## [STORED ROWS]
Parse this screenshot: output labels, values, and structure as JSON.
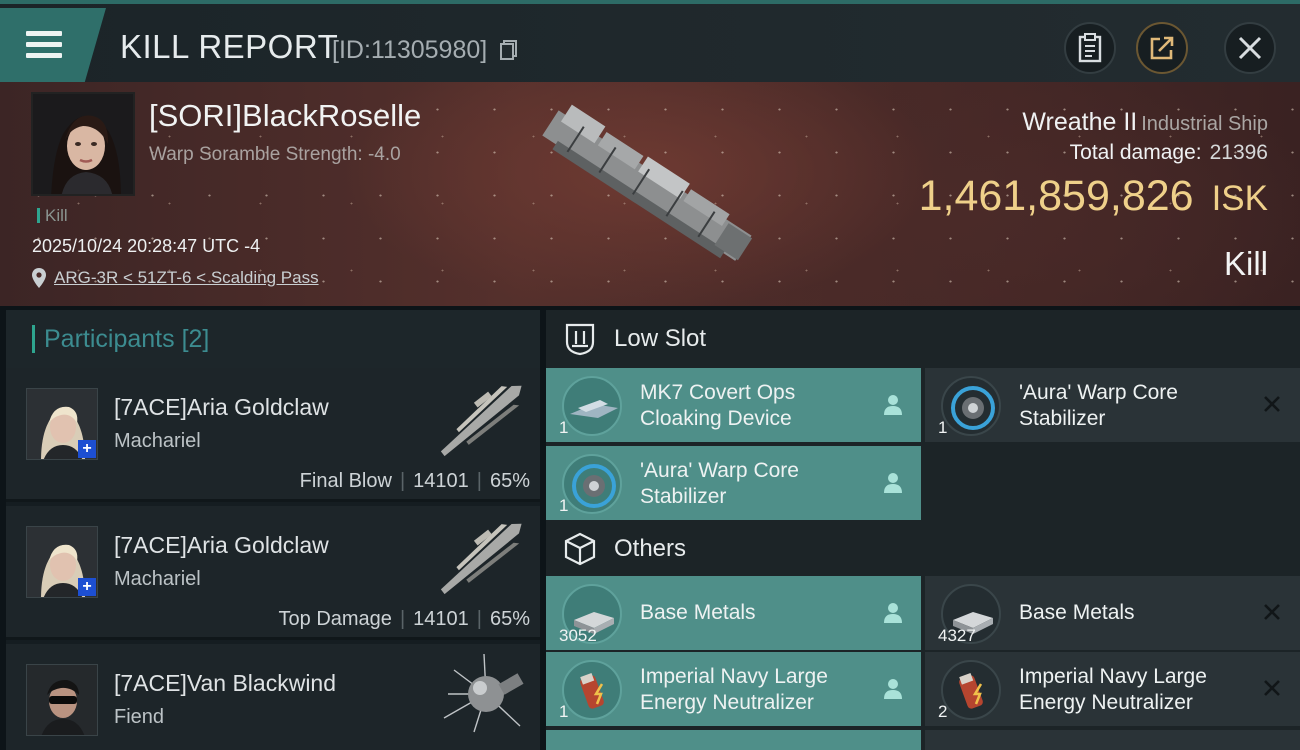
{
  "header": {
    "title": "KILL REPORT",
    "report_id": "[ID:11305980]"
  },
  "victim": {
    "name": "[SORI]BlackRoselle",
    "warp_scramble": "Warp Soramble Strength: -4.0",
    "kill_tag": "Kill",
    "timestamp": "2025/10/24 20:28:47 UTC -4",
    "location": "ARG-3R < 51ZT-6 < Scalding Pass",
    "ship_name": "Wreathe II",
    "ship_class": "Industrial Ship",
    "total_damage_label": "Total damage:",
    "total_damage": "21396",
    "isk_value": "1,461,859,826",
    "isk_unit": "ISK",
    "result": "Kill"
  },
  "participants": {
    "title": "Participants",
    "count": "[2]",
    "rows": [
      {
        "name": "[7ACE]Aria Goldclaw",
        "ship": "Machariel",
        "role": "Final Blow",
        "damage": "14101",
        "percent": "65%"
      },
      {
        "name": "[7ACE]Aria Goldclaw",
        "ship": "Machariel",
        "role": "Top Damage",
        "damage": "14101",
        "percent": "65%"
      },
      {
        "name": "[7ACE]Van Blackwind",
        "ship": "Fiend"
      }
    ]
  },
  "fittings": {
    "low_slot": {
      "title": "Low Slot",
      "items": [
        {
          "line1": "MK7 Covert Ops",
          "line2": "Cloaking Device",
          "qty": "1",
          "status": "dropped"
        },
        {
          "line1": "'Aura' Warp Core",
          "line2": "Stabilizer",
          "qty": "1",
          "status": "destroyed"
        },
        {
          "line1": "'Aura' Warp Core",
          "line2": "Stabilizer",
          "qty": "1",
          "status": "dropped"
        }
      ]
    },
    "others": {
      "title": "Others",
      "items": [
        {
          "line1": "Base Metals",
          "qty": "3052",
          "status": "dropped"
        },
        {
          "line1": "Base Metals",
          "qty": "4327",
          "status": "destroyed"
        },
        {
          "line1": "Imperial Navy Large",
          "line2": "Energy Neutralizer",
          "qty": "1",
          "status": "dropped"
        },
        {
          "line1": "Imperial Navy Large",
          "line2": "Energy Neutralizer",
          "qty": "2",
          "status": "destroyed"
        }
      ]
    }
  },
  "colors": {
    "accent_teal": "#2ea58f",
    "active_slot": "#4f8f89",
    "isk_gold": "#efd08a"
  }
}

## [TASK BRIEF]
Reproduce the entries above exactly. Do not include the images.

## [RESPONSE TO THE EXERCISE]
Parse this screenshot: output labels, values, and structure as JSON.
{
  "header": {
    "title": "KILL REPORT",
    "report_id": "[ID:11305980]"
  },
  "victim": {
    "name": "[SORI]BlackRoselle",
    "warp_scramble": "Warp Soramble Strength: -4.0",
    "kill_tag": "Kill",
    "timestamp": "2025/10/24 20:28:47 UTC -4",
    "location": "ARG-3R < 51ZT-6 < Scalding Pass",
    "ship_name": "Wreathe II",
    "ship_class": "Industrial Ship",
    "total_damage_label": "Total damage:",
    "total_damage": "21396",
    "isk_value": "1,461,859,826",
    "isk_unit": "ISK",
    "result": "Kill"
  },
  "participants": {
    "title": "Participants",
    "count": "[2]",
    "rows": [
      {
        "name": "[7ACE]Aria Goldclaw",
        "ship": "Machariel",
        "role": "Final Blow",
        "damage": "14101",
        "percent": "65%"
      },
      {
        "name": "[7ACE]Aria Goldclaw",
        "ship": "Machariel",
        "role": "Top Damage",
        "damage": "14101",
        "percent": "65%"
      },
      {
        "name": "[7ACE]Van Blackwind",
        "ship": "Fiend"
      }
    ]
  },
  "fittings": {
    "low_slot": {
      "title": "Low Slot",
      "items": [
        {
          "line1": "MK7 Covert Ops",
          "line2": "Cloaking Device",
          "qty": "1",
          "status": "dropped"
        },
        {
          "line1": "'Aura' Warp Core",
          "line2": "Stabilizer",
          "qty": "1",
          "status": "destroyed"
        },
        {
          "line1": "'Aura' Warp Core",
          "line2": "Stabilizer",
          "qty": "1",
          "status": "dropped"
        }
      ]
    },
    "others": {
      "title": "Others",
      "items": [
        {
          "line1": "Base Metals",
          "qty": "3052",
          "status": "dropped"
        },
        {
          "line1": "Base Metals",
          "qty": "4327",
          "status": "destroyed"
        },
        {
          "line1": "Imperial Navy Large",
          "line2": "Energy Neutralizer",
          "qty": "1",
          "status": "dropped"
        },
        {
          "line1": "Imperial Navy Large",
          "line2": "Energy Neutralizer",
          "qty": "2",
          "status": "destroyed"
        }
      ]
    }
  },
  "colors": {
    "accent_teal": "#2ea58f",
    "active_slot": "#4f8f89",
    "isk_gold": "#efd08a"
  }
}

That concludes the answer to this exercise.